---------- Material shown ----------

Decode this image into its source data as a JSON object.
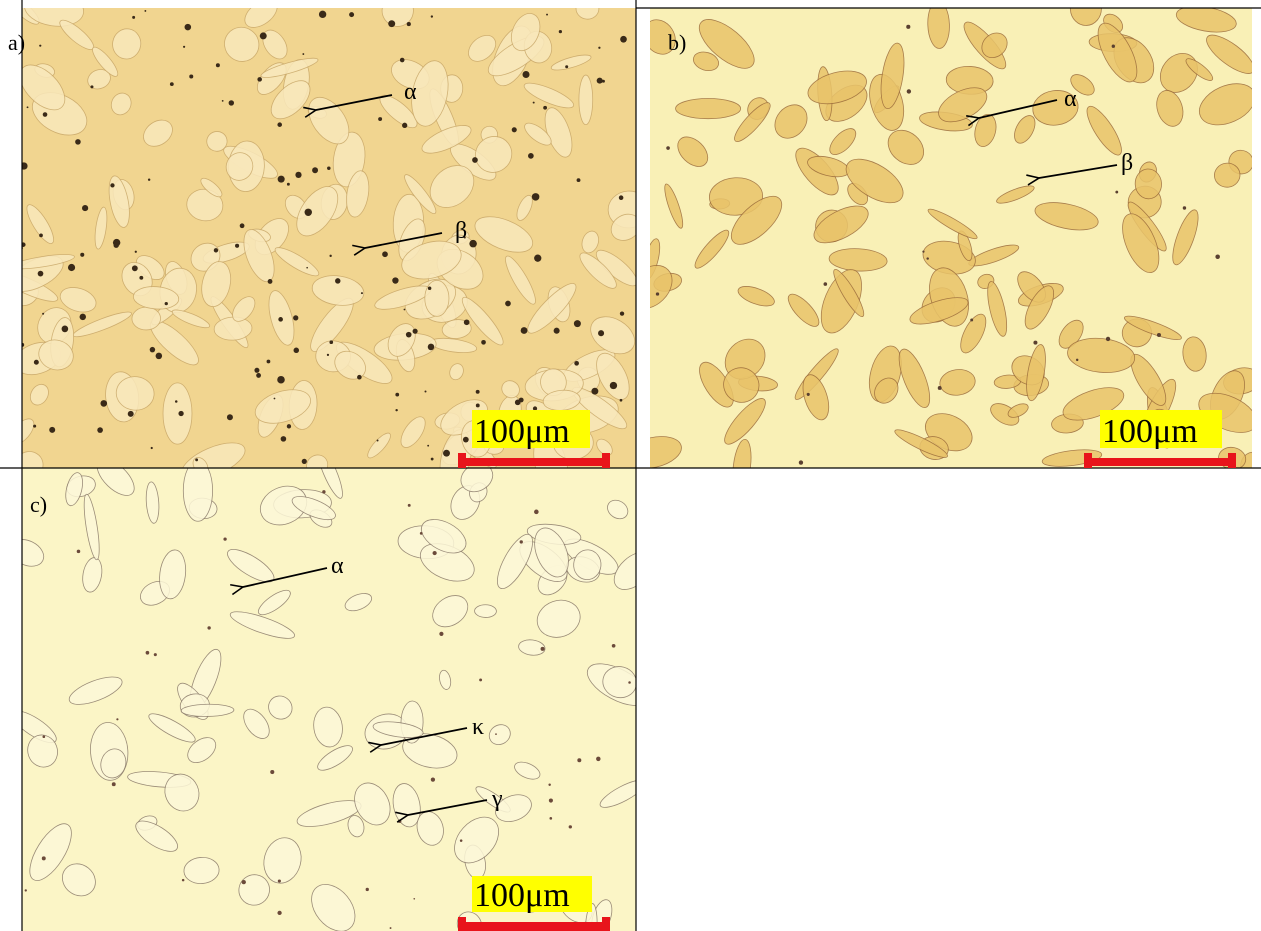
{
  "panels": [
    {
      "label": "a)",
      "phases": [
        {
          "label": "α"
        },
        {
          "label": "β"
        }
      ],
      "scale_bar": "100μm"
    },
    {
      "label": "b)",
      "phases": [
        {
          "label": "α"
        },
        {
          "label": "β"
        }
      ],
      "scale_bar": "100μm"
    },
    {
      "label": "c)",
      "phases": [
        {
          "label": "α"
        },
        {
          "label": "κ"
        },
        {
          "label": "γ"
        }
      ],
      "scale_bar": "100μm"
    }
  ]
}
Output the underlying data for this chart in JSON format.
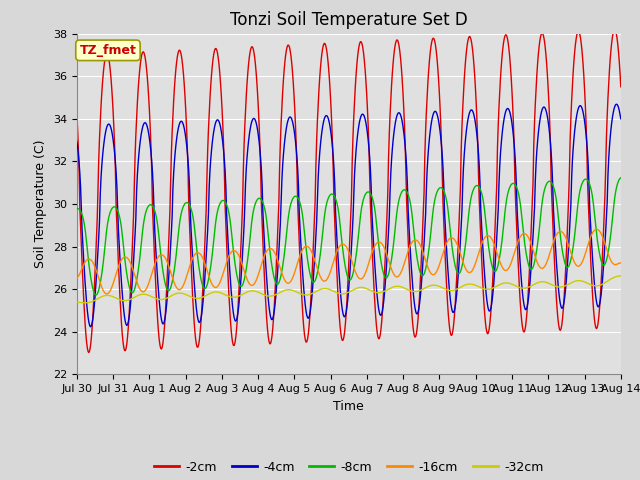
{
  "title": "Tonzi Soil Temperature Set D",
  "xlabel": "Time",
  "ylabel": "Soil Temperature (C)",
  "annotation_text": "TZ_fmet",
  "ylim": [
    22,
    38
  ],
  "xtick_labels": [
    "Jul 30",
    "Jul 31",
    "Aug 1",
    "Aug 2",
    "Aug 3",
    "Aug 4",
    "Aug 5",
    "Aug 6",
    "Aug 7",
    "Aug 8",
    "Aug 9",
    "Aug 10",
    "Aug 11",
    "Aug 12",
    "Aug 13",
    "Aug 14"
  ],
  "series": [
    {
      "label": "-2cm",
      "color": "#dd0000"
    },
    {
      "label": "-4cm",
      "color": "#0000cc"
    },
    {
      "label": "-8cm",
      "color": "#00bb00"
    },
    {
      "label": "-16cm",
      "color": "#ff8800"
    },
    {
      "label": "-32cm",
      "color": "#cccc00"
    }
  ],
  "background_color": "#e0e0e0",
  "grid_color": "#ffffff",
  "linewidth": 1.0,
  "title_fontsize": 12,
  "label_fontsize": 9,
  "tick_fontsize": 8
}
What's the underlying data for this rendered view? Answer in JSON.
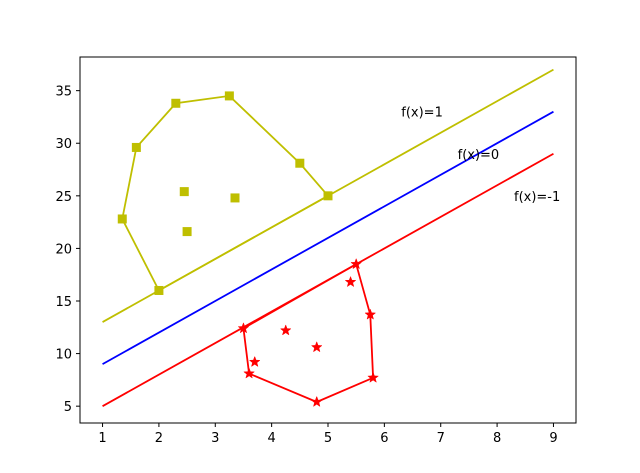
{
  "chart_data": {
    "type": "scatter",
    "title": "",
    "xlabel": "",
    "ylabel": "",
    "xlim": [
      0.6,
      9.4
    ],
    "ylim": [
      3.4,
      38.2
    ],
    "xticks": [
      1,
      2,
      3,
      4,
      5,
      6,
      7,
      8,
      9
    ],
    "yticks": [
      5,
      10,
      15,
      20,
      25,
      30,
      35
    ],
    "grid": false,
    "legend": "none",
    "lines": [
      {
        "label": "f(x)=1",
        "color": "#bfbf00",
        "points": [
          [
            1,
            13
          ],
          [
            9,
            37
          ]
        ]
      },
      {
        "label": "f(x)=0",
        "color": "#0000ff",
        "points": [
          [
            1,
            9
          ],
          [
            9,
            33
          ]
        ]
      },
      {
        "label": "f(x)=-1",
        "color": "#ff0000",
        "points": [
          [
            1,
            5
          ],
          [
            9,
            29
          ]
        ]
      }
    ],
    "annotations": [
      {
        "text": "f(x)=1",
        "x": 6.3,
        "y": 33
      },
      {
        "text": "f(x)=0",
        "x": 7.3,
        "y": 29
      },
      {
        "text": "f(x)=-1",
        "x": 8.3,
        "y": 25
      }
    ],
    "series": [
      {
        "color": "#bfbf00",
        "marker": "square",
        "points": [
          [
            1.35,
            22.8
          ],
          [
            1.6,
            29.6
          ],
          [
            2.3,
            33.8
          ],
          [
            3.25,
            34.5
          ],
          [
            4.5,
            28.1
          ],
          [
            5.0,
            25.0
          ],
          [
            2.0,
            16.0
          ],
          [
            2.45,
            25.4
          ],
          [
            3.35,
            24.8
          ],
          [
            2.5,
            21.6
          ]
        ],
        "hull": [
          [
            2.0,
            16.0
          ],
          [
            1.35,
            22.8
          ],
          [
            1.6,
            29.6
          ],
          [
            2.3,
            33.8
          ],
          [
            3.25,
            34.5
          ],
          [
            4.5,
            28.1
          ],
          [
            5.0,
            25.0
          ]
        ]
      },
      {
        "color": "#ff0000",
        "marker": "star",
        "points": [
          [
            3.5,
            12.4
          ],
          [
            3.6,
            8.1
          ],
          [
            3.7,
            9.2
          ],
          [
            4.25,
            12.2
          ],
          [
            4.8,
            5.4
          ],
          [
            4.8,
            10.6
          ],
          [
            5.4,
            16.8
          ],
          [
            5.5,
            18.5
          ],
          [
            5.75,
            13.7
          ],
          [
            5.8,
            7.7
          ]
        ],
        "hull": [
          [
            3.5,
            12.4
          ],
          [
            3.6,
            8.1
          ],
          [
            4.8,
            5.4
          ],
          [
            5.8,
            7.7
          ],
          [
            5.75,
            13.7
          ],
          [
            5.5,
            18.5
          ]
        ]
      }
    ]
  }
}
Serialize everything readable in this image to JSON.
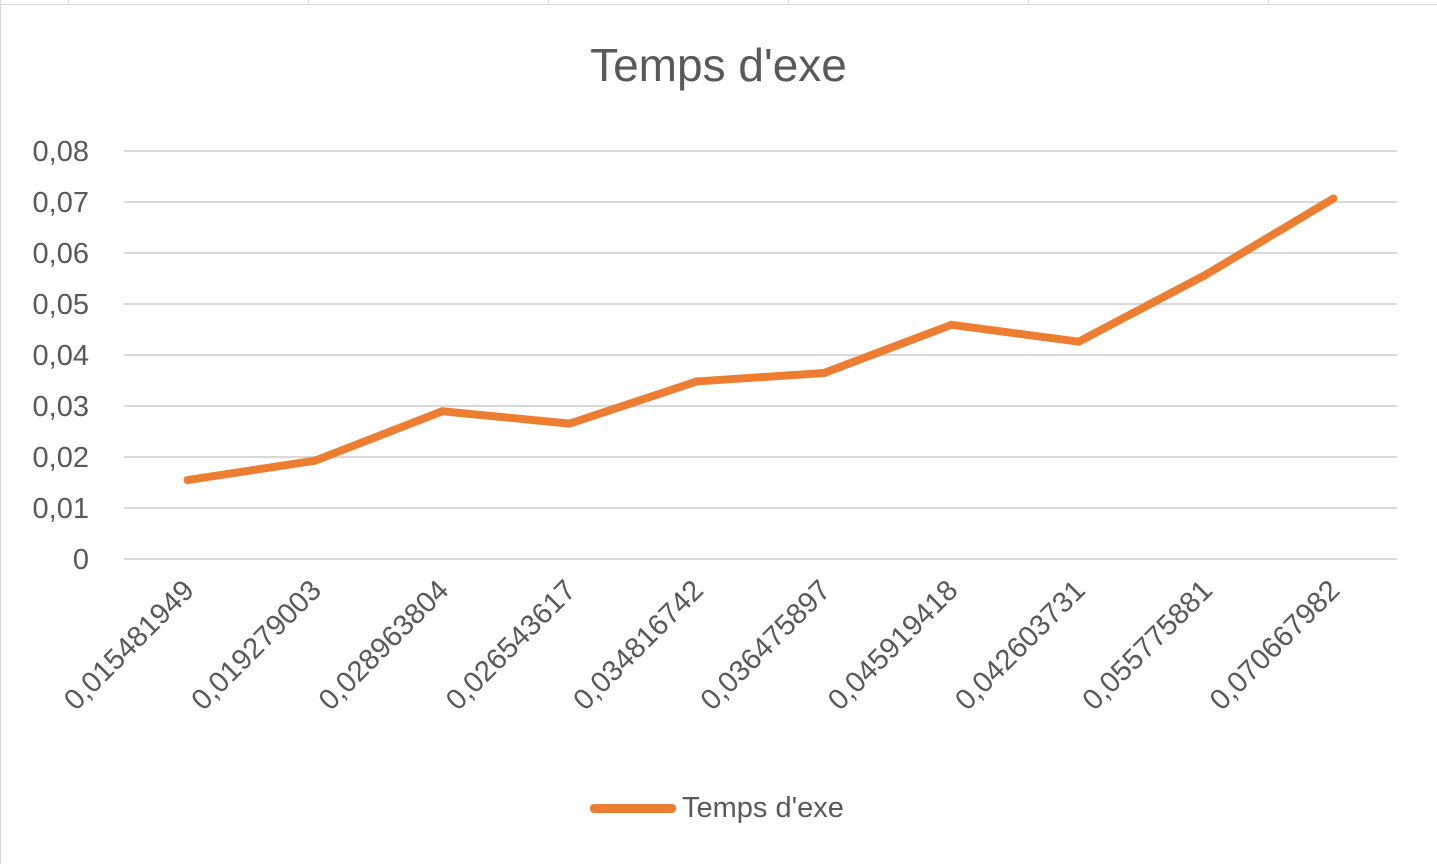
{
  "chart_data": {
    "type": "line",
    "title": "Temps d'exe",
    "xlabel": "",
    "ylabel": "",
    "categories": [
      "0,015481949",
      "0,019279003",
      "0,028963804",
      "0,026543617",
      "0,034816742",
      "0,036475897",
      "0,045919418",
      "0,042603731",
      "0,055775881",
      "0,070667982"
    ],
    "series": [
      {
        "name": "Temps d'exe",
        "values": [
          0.015481949,
          0.019279003,
          0.028963804,
          0.026543617,
          0.034816742,
          0.036475897,
          0.045919418,
          0.042603731,
          0.055775881,
          0.070667982
        ]
      }
    ],
    "ylim": [
      0,
      0.08
    ],
    "yticks": [
      "0",
      "0,01",
      "0,02",
      "0,03",
      "0,04",
      "0,05",
      "0,06",
      "0,07",
      "0,08"
    ],
    "grid": true,
    "legend": "bottom",
    "colors": {
      "series": "#ED7D31",
      "grid": "#d9d9d9",
      "text": "#595959"
    }
  }
}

----------

▸ Written request
Find out how many lines in the listing contain the string "underlying". Give the number alone.

▸ Answer
2